**** Supplied data ****

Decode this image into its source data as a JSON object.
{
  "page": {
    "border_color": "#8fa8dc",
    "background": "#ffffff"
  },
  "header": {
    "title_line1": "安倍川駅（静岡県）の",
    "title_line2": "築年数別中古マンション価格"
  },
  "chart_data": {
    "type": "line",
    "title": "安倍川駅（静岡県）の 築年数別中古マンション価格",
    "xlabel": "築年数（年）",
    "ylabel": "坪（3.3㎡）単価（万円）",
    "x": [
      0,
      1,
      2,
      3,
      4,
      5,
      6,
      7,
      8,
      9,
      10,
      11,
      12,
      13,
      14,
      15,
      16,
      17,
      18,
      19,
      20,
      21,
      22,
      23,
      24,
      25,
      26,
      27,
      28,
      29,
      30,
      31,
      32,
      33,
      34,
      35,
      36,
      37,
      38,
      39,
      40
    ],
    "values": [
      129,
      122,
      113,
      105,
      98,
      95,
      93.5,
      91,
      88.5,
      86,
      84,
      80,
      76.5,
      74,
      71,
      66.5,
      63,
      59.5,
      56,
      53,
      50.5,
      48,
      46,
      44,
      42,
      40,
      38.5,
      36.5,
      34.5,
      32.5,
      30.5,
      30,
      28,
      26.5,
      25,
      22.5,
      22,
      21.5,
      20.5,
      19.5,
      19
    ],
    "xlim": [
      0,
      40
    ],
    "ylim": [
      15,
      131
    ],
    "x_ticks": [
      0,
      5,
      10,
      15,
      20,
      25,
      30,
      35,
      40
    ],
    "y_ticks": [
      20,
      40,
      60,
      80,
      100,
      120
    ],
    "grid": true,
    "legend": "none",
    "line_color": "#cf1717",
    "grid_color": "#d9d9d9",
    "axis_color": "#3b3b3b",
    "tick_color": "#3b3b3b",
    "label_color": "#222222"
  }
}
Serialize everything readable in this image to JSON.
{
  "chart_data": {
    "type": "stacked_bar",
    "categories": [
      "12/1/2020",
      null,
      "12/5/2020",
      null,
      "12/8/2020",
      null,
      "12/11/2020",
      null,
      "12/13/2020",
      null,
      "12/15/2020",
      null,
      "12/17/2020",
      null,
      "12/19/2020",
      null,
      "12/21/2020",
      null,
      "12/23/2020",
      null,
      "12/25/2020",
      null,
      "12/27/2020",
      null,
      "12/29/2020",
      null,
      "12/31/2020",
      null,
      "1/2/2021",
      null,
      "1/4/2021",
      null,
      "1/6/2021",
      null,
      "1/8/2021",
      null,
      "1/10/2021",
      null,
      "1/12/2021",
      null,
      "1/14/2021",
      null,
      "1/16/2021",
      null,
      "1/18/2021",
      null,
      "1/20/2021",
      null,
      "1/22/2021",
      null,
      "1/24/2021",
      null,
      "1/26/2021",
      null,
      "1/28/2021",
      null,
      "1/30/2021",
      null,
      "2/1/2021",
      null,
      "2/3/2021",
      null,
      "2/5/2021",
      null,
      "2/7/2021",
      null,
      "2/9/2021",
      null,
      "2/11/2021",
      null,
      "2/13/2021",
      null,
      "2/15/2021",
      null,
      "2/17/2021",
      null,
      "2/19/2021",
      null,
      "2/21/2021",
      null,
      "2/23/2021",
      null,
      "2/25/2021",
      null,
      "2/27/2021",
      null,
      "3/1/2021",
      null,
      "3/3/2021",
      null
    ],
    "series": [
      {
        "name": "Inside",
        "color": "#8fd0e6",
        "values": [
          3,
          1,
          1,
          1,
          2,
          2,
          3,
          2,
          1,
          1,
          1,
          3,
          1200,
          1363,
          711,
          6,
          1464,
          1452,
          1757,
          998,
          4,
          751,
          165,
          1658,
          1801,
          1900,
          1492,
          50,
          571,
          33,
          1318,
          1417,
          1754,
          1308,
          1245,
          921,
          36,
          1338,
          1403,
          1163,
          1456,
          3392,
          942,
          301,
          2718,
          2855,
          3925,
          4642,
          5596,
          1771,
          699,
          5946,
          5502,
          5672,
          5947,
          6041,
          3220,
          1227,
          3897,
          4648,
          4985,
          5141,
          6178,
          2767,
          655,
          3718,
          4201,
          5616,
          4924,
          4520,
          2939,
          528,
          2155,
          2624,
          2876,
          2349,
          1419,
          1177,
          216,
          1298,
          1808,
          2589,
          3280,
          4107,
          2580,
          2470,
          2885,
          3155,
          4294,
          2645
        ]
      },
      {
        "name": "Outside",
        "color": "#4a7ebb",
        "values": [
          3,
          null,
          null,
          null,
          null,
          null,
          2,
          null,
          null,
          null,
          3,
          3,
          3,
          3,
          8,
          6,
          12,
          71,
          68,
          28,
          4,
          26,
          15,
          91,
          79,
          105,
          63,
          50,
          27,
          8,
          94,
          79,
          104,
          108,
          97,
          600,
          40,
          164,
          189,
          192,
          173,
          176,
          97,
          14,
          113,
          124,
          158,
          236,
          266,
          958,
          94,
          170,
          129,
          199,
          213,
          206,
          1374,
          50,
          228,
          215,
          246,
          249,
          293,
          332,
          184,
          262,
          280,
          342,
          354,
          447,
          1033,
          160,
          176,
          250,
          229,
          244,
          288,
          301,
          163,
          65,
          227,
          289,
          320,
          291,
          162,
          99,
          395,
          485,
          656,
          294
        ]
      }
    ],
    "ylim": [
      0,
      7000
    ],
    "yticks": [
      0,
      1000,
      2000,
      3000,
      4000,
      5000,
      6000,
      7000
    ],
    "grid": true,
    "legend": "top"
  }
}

****

= Direction =
Return every line holding the word "JSON" from the records.

= Worked answer =
Decode this image into its source data as a JSON object.
Serialize everything readable in this image to JSON.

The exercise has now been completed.